::: Data :::

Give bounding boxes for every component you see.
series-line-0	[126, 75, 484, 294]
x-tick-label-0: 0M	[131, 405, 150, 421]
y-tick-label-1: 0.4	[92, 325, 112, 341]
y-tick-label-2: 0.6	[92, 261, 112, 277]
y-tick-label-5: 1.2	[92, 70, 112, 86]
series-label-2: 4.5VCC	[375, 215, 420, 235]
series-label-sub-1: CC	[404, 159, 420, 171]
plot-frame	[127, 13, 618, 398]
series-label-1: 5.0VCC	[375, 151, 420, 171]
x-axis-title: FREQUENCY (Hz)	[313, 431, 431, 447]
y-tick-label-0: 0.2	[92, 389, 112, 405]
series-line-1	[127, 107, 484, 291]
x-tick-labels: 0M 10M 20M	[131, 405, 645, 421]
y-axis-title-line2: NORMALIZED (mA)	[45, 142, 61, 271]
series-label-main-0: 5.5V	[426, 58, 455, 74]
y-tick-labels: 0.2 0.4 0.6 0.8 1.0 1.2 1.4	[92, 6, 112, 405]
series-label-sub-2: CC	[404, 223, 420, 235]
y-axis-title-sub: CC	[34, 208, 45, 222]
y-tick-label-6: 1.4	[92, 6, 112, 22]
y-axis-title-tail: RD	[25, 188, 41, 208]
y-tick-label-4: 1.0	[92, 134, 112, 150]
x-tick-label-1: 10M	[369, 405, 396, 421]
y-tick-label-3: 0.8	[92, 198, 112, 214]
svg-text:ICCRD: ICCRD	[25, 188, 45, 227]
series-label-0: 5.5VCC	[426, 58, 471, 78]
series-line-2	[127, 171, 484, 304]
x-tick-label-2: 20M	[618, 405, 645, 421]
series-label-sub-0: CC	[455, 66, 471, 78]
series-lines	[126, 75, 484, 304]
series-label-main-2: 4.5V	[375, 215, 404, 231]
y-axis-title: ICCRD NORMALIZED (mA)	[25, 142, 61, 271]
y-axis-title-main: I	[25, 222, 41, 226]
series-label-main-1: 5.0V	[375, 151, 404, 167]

:::

§ Short exercise: Output every line of the items above as a numbered list, leaving out any blank lines.

§ Reply:
1. Give bounding boxes for every component you see.
2. series-line-0	[126, 75, 484, 294]
3. x-tick-label-0: 0M	[131, 405, 150, 421]
4. y-tick-label-1: 0.4	[92, 325, 112, 341]
5. y-tick-label-2: 0.6	[92, 261, 112, 277]
6. y-tick-label-5: 1.2	[92, 70, 112, 86]
7. series-label-2: 4.5VCC	[375, 215, 420, 235]
8. series-label-sub-1: CC	[404, 159, 420, 171]
9. plot-frame	[127, 13, 618, 398]
10. series-label-1: 5.0VCC	[375, 151, 420, 171]
11. x-axis-title: FREQUENCY (Hz)	[313, 431, 431, 447]
12. y-tick-label-0: 0.2	[92, 389, 112, 405]
13. series-line-1	[127, 107, 484, 291]
14. x-tick-labels: 0M 10M 20M	[131, 405, 645, 421]
15. y-axis-title-line2: NORMALIZED (mA)	[45, 142, 61, 271]
16. series-label-main-0: 5.5V	[426, 58, 455, 74]
17. y-tick-labels: 0.2 0.4 0.6 0.8 1.0 1.2 1.4	[92, 6, 112, 405]
18. series-label-sub-2: CC	[404, 223, 420, 235]
19. y-axis-title-sub: CC	[34, 208, 45, 222]
20. y-tick-label-6: 1.4	[92, 6, 112, 22]
21. y-axis-title-tail: RD	[25, 188, 41, 208]
22. y-tick-label-4: 1.0	[92, 134, 112, 150]
23. x-tick-label-1: 10M	[369, 405, 396, 421]
24. y-tick-label-3: 0.8	[92, 198, 112, 214]
25. svg-text:ICCRD: ICCRD	[25, 188, 45, 227]
26. series-label-0: 5.5VCC	[426, 58, 471, 78]
27. series-line-2	[127, 171, 484, 304]
28. x-tick-label-2: 20M	[618, 405, 645, 421]
29. series-label-sub-0: CC	[455, 66, 471, 78]
30. series-lines	[126, 75, 484, 304]
31. series-label-main-2: 4.5V	[375, 215, 404, 231]
32. y-axis-title: ICCRD NORMALIZED (mA)	[25, 142, 61, 271]
33. y-axis-title-main: I	[25, 222, 41, 226]
34. series-label-main-1: 5.0V	[375, 151, 404, 167]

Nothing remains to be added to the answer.